◆ Job: Lift out each line of the data that holds "skills".

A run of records
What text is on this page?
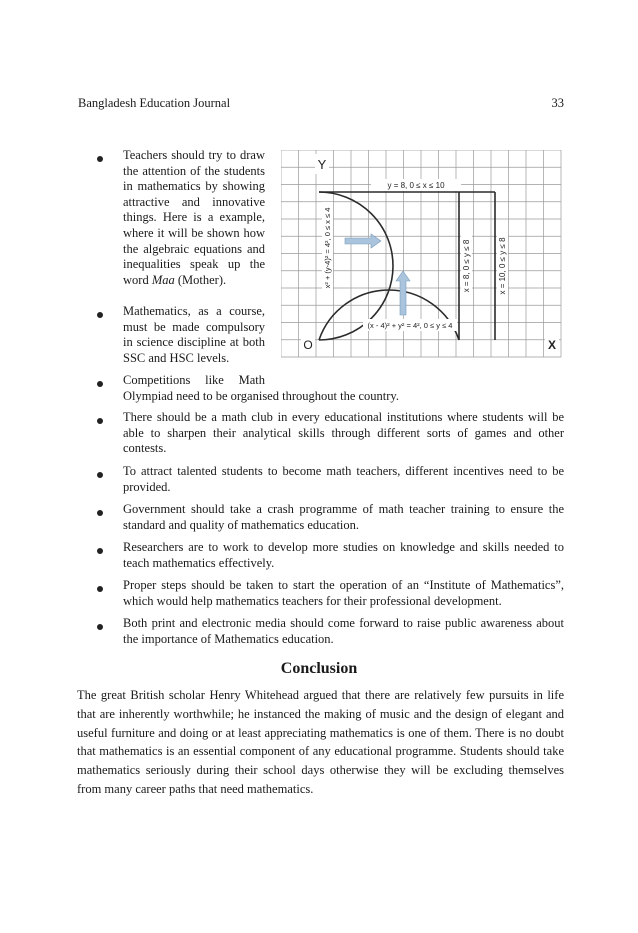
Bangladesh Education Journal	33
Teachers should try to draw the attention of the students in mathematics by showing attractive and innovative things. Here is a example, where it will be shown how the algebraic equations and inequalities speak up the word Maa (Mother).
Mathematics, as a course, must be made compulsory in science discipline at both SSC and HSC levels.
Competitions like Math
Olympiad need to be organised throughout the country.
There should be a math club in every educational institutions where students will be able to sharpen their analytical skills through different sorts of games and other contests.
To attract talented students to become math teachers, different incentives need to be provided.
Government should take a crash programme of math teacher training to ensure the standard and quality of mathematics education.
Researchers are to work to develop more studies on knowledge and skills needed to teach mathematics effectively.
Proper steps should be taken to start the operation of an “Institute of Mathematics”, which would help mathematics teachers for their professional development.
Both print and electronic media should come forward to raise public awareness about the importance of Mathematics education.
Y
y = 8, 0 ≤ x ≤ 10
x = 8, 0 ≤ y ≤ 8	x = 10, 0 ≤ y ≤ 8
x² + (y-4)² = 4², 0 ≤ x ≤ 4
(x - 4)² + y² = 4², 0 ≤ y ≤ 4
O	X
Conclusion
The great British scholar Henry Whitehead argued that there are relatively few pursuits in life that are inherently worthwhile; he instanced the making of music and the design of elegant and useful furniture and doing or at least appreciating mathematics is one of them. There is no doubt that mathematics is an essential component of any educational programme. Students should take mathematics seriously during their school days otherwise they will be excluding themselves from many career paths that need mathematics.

◆ Result below:
There should be a math club in every educational institutions where students will be able to sharpen their analytical skills through different sorts of games and other contests.
Researchers are to work to develop more studies on knowledge and skills needed to teach mathematics effectively.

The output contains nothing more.